▸ **Exercise task**:
Output all records precisely as written.

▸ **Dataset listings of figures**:
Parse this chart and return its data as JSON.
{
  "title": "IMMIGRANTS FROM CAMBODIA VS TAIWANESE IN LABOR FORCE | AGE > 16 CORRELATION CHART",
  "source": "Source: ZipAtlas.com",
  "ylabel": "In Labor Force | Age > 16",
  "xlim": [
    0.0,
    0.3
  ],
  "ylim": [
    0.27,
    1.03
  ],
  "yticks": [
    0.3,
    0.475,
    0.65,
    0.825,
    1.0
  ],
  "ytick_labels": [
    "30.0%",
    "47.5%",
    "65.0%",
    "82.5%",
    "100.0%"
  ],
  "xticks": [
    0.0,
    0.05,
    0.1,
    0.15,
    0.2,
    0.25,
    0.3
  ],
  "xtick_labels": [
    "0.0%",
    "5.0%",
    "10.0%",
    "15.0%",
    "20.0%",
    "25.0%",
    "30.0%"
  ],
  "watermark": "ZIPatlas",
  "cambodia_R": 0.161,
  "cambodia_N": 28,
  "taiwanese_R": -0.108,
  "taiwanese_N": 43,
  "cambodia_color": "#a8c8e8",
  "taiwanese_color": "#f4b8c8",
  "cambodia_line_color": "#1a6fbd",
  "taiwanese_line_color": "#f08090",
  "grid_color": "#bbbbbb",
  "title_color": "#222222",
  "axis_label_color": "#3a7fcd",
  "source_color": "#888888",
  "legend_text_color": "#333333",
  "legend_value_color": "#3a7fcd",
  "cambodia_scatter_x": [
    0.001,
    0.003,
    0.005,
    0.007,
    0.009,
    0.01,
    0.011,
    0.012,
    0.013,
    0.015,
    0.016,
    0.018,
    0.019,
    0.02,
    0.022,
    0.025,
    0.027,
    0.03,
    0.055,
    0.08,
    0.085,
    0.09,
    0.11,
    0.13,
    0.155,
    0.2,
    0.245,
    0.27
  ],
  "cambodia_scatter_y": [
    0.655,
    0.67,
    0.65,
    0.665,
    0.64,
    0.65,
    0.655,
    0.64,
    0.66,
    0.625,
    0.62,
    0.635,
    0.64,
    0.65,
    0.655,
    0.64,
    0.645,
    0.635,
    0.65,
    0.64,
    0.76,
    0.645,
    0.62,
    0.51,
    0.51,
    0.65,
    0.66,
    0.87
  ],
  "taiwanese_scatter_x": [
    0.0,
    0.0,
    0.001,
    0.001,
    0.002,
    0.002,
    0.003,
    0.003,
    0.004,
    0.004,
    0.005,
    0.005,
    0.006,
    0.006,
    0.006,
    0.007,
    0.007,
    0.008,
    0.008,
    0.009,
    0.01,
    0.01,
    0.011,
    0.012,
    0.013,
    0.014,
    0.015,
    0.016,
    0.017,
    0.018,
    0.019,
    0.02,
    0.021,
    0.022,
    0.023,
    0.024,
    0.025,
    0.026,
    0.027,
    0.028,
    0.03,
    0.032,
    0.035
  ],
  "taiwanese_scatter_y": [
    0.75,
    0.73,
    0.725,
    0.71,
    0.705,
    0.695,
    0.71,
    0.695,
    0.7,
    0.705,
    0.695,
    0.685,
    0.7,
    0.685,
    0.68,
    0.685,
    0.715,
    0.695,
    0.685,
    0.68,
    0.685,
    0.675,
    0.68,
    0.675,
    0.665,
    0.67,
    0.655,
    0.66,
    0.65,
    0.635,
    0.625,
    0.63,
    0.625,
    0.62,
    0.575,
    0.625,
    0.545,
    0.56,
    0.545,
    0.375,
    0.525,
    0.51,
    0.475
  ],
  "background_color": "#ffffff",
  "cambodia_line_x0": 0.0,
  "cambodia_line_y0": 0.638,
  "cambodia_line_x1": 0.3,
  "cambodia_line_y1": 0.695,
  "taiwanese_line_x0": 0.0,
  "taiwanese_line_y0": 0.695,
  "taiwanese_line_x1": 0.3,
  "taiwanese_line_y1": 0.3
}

▸ **Solution for this exercise**:
Parse this chart and return its data as JSON.
{
  "title": "IMMIGRANTS FROM CAMBODIA VS TAIWANESE IN LABOR FORCE | AGE > 16 CORRELATION CHART",
  "source": "Source: ZipAtlas.com",
  "ylabel": "In Labor Force | Age > 16",
  "xlim": [
    0.0,
    0.3
  ],
  "ylim": [
    0.27,
    1.03
  ],
  "yticks": [
    0.3,
    0.475,
    0.65,
    0.825,
    1.0
  ],
  "ytick_labels": [
    "30.0%",
    "47.5%",
    "65.0%",
    "82.5%",
    "100.0%"
  ],
  "xticks": [
    0.0,
    0.05,
    0.1,
    0.15,
    0.2,
    0.25,
    0.3
  ],
  "xtick_labels": [
    "0.0%",
    "5.0%",
    "10.0%",
    "15.0%",
    "20.0%",
    "25.0%",
    "30.0%"
  ],
  "watermark": "ZIPatlas",
  "cambodia_R": 0.161,
  "cambodia_N": 28,
  "taiwanese_R": -0.108,
  "taiwanese_N": 43,
  "cambodia_color": "#a8c8e8",
  "taiwanese_color": "#f4b8c8",
  "cambodia_line_color": "#1a6fbd",
  "taiwanese_line_color": "#f08090",
  "grid_color": "#bbbbbb",
  "title_color": "#222222",
  "axis_label_color": "#3a7fcd",
  "source_color": "#888888",
  "legend_text_color": "#333333",
  "legend_value_color": "#3a7fcd",
  "cambodia_scatter_x": [
    0.001,
    0.003,
    0.005,
    0.007,
    0.009,
    0.01,
    0.011,
    0.012,
    0.013,
    0.015,
    0.016,
    0.018,
    0.019,
    0.02,
    0.022,
    0.025,
    0.027,
    0.03,
    0.055,
    0.08,
    0.085,
    0.09,
    0.11,
    0.13,
    0.155,
    0.2,
    0.245,
    0.27
  ],
  "cambodia_scatter_y": [
    0.655,
    0.67,
    0.65,
    0.665,
    0.64,
    0.65,
    0.655,
    0.64,
    0.66,
    0.625,
    0.62,
    0.635,
    0.64,
    0.65,
    0.655,
    0.64,
    0.645,
    0.635,
    0.65,
    0.64,
    0.76,
    0.645,
    0.62,
    0.51,
    0.51,
    0.65,
    0.66,
    0.87
  ],
  "taiwanese_scatter_x": [
    0.0,
    0.0,
    0.001,
    0.001,
    0.002,
    0.002,
    0.003,
    0.003,
    0.004,
    0.004,
    0.005,
    0.005,
    0.006,
    0.006,
    0.006,
    0.007,
    0.007,
    0.008,
    0.008,
    0.009,
    0.01,
    0.01,
    0.011,
    0.012,
    0.013,
    0.014,
    0.015,
    0.016,
    0.017,
    0.018,
    0.019,
    0.02,
    0.021,
    0.022,
    0.023,
    0.024,
    0.025,
    0.026,
    0.027,
    0.028,
    0.03,
    0.032,
    0.035
  ],
  "taiwanese_scatter_y": [
    0.75,
    0.73,
    0.725,
    0.71,
    0.705,
    0.695,
    0.71,
    0.695,
    0.7,
    0.705,
    0.695,
    0.685,
    0.7,
    0.685,
    0.68,
    0.685,
    0.715,
    0.695,
    0.685,
    0.68,
    0.685,
    0.675,
    0.68,
    0.675,
    0.665,
    0.67,
    0.655,
    0.66,
    0.65,
    0.635,
    0.625,
    0.63,
    0.625,
    0.62,
    0.575,
    0.625,
    0.545,
    0.56,
    0.545,
    0.375,
    0.525,
    0.51,
    0.475
  ],
  "background_color": "#ffffff",
  "cambodia_line_x0": 0.0,
  "cambodia_line_y0": 0.638,
  "cambodia_line_x1": 0.3,
  "cambodia_line_y1": 0.695,
  "taiwanese_line_x0": 0.0,
  "taiwanese_line_y0": 0.695,
  "taiwanese_line_x1": 0.3,
  "taiwanese_line_y1": 0.3
}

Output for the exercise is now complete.